**PROMPT:**
Copy out all lines that carry the word "ylabel".

(Structured figure records)
--
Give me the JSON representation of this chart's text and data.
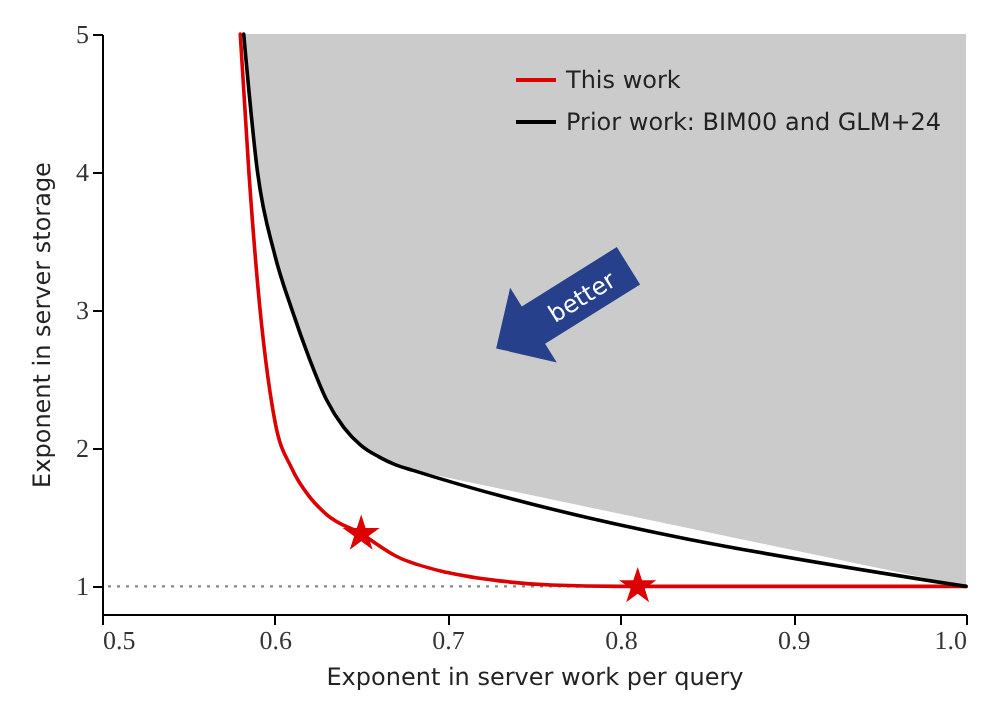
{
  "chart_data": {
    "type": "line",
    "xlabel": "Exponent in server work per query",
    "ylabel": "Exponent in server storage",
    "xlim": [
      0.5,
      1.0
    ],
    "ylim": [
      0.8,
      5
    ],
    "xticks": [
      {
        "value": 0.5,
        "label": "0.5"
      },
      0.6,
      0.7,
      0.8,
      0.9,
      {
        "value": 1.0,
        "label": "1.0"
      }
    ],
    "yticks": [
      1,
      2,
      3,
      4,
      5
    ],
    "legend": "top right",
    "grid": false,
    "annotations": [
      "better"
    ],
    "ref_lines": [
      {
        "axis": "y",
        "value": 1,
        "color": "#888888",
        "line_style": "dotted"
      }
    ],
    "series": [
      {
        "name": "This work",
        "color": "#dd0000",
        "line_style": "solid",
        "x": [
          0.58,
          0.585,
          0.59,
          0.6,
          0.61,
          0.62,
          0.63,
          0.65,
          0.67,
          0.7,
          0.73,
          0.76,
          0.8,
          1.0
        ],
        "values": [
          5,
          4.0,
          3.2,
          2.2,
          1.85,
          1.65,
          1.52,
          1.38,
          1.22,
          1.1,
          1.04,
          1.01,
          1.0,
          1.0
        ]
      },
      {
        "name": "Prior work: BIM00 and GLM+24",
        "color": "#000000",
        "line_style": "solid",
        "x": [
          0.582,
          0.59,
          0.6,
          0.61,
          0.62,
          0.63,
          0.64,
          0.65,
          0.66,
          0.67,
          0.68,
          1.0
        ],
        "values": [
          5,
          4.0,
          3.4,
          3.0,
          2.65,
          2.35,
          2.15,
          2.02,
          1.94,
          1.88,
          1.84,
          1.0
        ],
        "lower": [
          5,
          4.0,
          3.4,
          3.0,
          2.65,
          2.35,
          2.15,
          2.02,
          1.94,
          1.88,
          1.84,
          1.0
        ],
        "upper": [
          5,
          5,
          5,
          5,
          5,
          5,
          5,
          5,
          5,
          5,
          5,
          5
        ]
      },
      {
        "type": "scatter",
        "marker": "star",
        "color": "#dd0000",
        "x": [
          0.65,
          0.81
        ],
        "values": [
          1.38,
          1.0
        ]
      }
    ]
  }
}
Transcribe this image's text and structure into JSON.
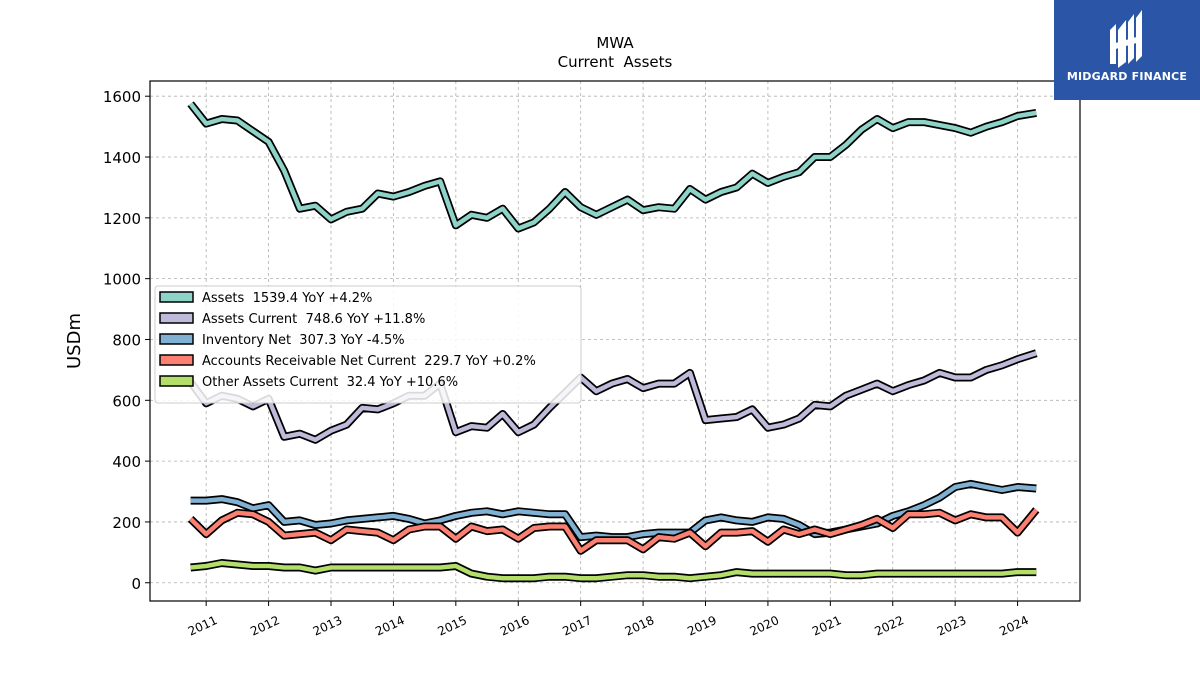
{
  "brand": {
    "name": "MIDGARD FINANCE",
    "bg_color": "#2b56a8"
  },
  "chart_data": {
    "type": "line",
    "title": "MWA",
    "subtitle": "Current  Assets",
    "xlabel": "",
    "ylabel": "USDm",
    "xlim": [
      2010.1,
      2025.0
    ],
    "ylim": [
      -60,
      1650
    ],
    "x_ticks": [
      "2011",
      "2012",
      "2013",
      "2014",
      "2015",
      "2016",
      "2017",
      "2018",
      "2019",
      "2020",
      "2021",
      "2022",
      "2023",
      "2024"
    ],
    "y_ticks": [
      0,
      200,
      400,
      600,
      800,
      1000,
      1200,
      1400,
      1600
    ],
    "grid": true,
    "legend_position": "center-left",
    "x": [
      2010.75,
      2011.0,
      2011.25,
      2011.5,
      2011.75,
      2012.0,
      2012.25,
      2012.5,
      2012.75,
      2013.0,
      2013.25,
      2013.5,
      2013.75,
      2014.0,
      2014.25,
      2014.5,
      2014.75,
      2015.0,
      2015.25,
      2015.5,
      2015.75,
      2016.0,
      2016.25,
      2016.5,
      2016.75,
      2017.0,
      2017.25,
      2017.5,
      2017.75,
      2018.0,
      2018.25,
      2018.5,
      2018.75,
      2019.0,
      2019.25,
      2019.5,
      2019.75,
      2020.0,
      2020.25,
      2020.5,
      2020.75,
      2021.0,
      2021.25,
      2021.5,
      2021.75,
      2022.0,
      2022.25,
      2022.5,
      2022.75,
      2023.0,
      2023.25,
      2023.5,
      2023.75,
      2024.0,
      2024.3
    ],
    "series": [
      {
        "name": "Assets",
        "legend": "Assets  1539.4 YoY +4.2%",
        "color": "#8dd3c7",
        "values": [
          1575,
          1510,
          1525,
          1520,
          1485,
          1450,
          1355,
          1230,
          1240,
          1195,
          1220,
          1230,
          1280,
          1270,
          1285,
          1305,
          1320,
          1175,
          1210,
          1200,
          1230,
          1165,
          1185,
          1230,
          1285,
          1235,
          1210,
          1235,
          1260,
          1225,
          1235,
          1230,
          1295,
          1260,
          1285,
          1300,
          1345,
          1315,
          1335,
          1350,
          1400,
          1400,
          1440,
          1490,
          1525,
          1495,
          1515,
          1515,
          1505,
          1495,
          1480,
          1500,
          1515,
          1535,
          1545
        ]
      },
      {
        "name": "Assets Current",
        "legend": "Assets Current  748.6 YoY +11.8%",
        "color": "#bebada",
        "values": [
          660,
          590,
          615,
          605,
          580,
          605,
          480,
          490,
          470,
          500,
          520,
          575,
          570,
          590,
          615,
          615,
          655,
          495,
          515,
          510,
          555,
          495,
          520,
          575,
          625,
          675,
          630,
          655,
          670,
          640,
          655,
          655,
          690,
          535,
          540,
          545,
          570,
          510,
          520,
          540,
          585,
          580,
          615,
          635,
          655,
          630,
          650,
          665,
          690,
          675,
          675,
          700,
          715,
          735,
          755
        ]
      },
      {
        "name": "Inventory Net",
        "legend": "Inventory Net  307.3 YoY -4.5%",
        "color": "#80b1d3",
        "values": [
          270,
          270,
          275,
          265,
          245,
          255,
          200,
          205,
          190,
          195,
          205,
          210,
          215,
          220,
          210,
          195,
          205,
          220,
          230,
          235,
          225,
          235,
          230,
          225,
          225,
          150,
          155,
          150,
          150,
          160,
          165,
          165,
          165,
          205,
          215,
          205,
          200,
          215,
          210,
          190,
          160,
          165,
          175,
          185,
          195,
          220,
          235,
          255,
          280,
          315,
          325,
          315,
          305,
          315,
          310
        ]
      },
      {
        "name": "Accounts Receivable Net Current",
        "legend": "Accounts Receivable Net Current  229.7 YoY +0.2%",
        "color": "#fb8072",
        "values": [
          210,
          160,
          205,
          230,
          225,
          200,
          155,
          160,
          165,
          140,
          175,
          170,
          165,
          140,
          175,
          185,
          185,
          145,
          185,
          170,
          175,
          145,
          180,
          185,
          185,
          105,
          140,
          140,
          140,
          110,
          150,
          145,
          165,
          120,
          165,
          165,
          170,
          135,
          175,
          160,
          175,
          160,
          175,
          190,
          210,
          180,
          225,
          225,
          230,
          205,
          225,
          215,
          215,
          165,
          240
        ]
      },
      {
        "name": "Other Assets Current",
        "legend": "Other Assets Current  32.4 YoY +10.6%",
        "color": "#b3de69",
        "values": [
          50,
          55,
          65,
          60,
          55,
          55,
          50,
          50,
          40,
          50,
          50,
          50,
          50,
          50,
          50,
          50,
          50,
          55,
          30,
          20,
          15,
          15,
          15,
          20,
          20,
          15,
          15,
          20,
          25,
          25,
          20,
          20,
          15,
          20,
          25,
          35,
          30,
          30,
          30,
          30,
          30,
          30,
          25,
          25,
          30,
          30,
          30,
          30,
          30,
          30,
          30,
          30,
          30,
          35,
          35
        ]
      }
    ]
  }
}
--
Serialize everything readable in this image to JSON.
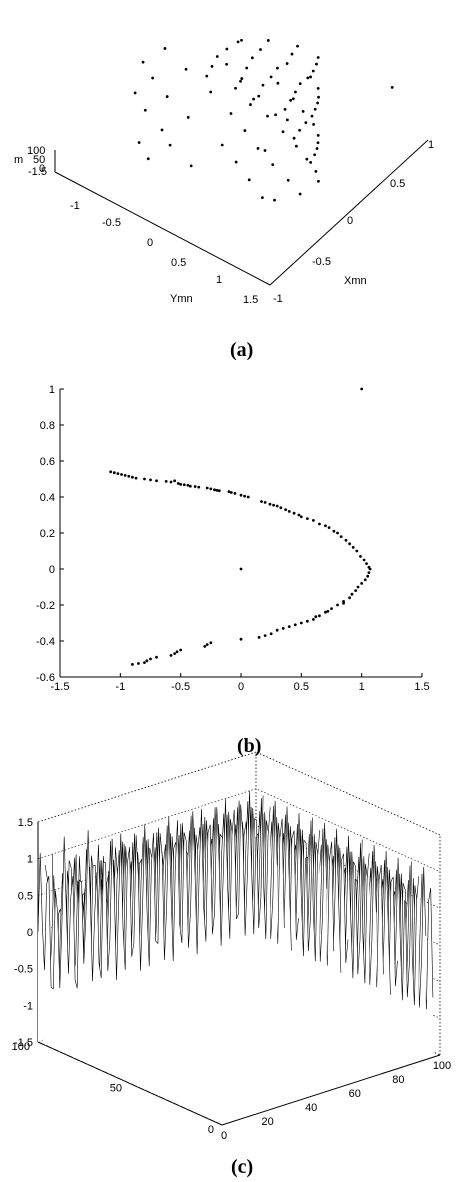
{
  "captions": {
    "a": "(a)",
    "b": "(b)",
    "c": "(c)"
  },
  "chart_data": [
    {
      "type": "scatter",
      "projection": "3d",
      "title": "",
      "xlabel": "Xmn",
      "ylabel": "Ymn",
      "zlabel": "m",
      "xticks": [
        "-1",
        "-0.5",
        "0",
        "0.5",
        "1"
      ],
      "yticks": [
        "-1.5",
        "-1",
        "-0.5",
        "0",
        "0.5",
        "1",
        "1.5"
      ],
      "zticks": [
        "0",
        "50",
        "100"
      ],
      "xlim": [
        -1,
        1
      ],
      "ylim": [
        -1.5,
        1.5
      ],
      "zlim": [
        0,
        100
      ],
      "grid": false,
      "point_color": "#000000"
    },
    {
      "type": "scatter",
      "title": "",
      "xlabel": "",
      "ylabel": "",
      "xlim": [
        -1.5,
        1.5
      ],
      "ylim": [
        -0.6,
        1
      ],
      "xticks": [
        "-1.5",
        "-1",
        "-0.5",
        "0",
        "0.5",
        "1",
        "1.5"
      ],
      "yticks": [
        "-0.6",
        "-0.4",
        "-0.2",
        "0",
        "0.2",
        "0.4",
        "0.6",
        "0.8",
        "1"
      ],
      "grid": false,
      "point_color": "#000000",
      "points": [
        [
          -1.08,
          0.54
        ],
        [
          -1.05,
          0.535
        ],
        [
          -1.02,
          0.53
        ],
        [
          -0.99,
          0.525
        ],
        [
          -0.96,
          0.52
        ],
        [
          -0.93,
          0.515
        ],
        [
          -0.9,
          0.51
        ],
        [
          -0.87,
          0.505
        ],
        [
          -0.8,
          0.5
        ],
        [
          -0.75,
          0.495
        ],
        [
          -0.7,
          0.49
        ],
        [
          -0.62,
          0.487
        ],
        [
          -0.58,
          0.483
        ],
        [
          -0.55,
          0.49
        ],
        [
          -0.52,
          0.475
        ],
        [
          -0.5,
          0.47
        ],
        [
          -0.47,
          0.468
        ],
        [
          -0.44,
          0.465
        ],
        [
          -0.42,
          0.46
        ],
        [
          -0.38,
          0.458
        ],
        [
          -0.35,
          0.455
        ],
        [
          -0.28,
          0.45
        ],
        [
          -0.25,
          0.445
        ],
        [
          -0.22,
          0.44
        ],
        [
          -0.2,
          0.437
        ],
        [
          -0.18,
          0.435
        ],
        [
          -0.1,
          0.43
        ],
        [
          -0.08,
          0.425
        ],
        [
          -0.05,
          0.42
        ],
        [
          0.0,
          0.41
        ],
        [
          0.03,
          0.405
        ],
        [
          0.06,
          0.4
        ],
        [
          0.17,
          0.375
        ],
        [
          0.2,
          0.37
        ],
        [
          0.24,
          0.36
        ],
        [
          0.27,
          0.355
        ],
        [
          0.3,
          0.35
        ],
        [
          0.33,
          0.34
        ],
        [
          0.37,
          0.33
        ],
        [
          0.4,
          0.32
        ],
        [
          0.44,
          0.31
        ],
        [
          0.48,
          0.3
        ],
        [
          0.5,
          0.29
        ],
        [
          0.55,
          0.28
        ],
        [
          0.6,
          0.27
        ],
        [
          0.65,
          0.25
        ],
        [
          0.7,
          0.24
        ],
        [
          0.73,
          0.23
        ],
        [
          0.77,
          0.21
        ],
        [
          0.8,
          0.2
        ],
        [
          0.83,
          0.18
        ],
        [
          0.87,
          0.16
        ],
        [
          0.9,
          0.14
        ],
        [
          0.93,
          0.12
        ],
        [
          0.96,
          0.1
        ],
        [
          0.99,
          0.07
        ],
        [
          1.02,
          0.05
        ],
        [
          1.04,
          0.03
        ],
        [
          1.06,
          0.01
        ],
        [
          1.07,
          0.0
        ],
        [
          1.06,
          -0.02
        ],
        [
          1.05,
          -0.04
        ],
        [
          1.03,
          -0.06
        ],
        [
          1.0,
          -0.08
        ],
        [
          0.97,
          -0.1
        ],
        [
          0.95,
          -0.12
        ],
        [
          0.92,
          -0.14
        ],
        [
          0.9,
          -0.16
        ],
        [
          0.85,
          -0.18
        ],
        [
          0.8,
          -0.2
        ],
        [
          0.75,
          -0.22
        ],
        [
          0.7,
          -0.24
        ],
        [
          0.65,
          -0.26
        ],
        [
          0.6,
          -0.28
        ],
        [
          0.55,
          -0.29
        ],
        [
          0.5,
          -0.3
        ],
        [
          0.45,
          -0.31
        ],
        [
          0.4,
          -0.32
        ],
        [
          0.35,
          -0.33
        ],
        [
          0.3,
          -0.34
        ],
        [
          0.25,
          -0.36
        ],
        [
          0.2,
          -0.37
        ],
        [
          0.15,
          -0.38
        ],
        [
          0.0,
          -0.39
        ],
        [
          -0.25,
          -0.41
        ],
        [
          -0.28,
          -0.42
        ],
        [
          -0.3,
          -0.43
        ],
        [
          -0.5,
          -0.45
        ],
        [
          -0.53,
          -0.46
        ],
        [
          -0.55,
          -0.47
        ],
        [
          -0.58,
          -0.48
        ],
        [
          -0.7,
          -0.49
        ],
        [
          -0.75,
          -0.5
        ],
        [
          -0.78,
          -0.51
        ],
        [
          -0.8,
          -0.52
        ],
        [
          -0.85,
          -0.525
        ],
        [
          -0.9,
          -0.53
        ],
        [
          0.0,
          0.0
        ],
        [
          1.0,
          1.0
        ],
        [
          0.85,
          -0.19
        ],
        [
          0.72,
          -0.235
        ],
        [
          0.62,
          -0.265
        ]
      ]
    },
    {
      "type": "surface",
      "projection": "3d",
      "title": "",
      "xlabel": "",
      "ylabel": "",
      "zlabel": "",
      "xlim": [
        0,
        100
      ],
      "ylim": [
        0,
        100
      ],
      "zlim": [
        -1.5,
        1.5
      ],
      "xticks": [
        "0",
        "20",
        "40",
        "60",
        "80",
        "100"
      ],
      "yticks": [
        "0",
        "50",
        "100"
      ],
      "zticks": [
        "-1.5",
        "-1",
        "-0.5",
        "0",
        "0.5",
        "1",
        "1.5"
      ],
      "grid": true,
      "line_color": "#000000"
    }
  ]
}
--
**FINAL RESULT:**
    "ylabel": "Exponent in server storage",
    "ylabel": "USDm",
      "ylabel": "Ymn",
      "ylabel": "",
      "ylabel": "",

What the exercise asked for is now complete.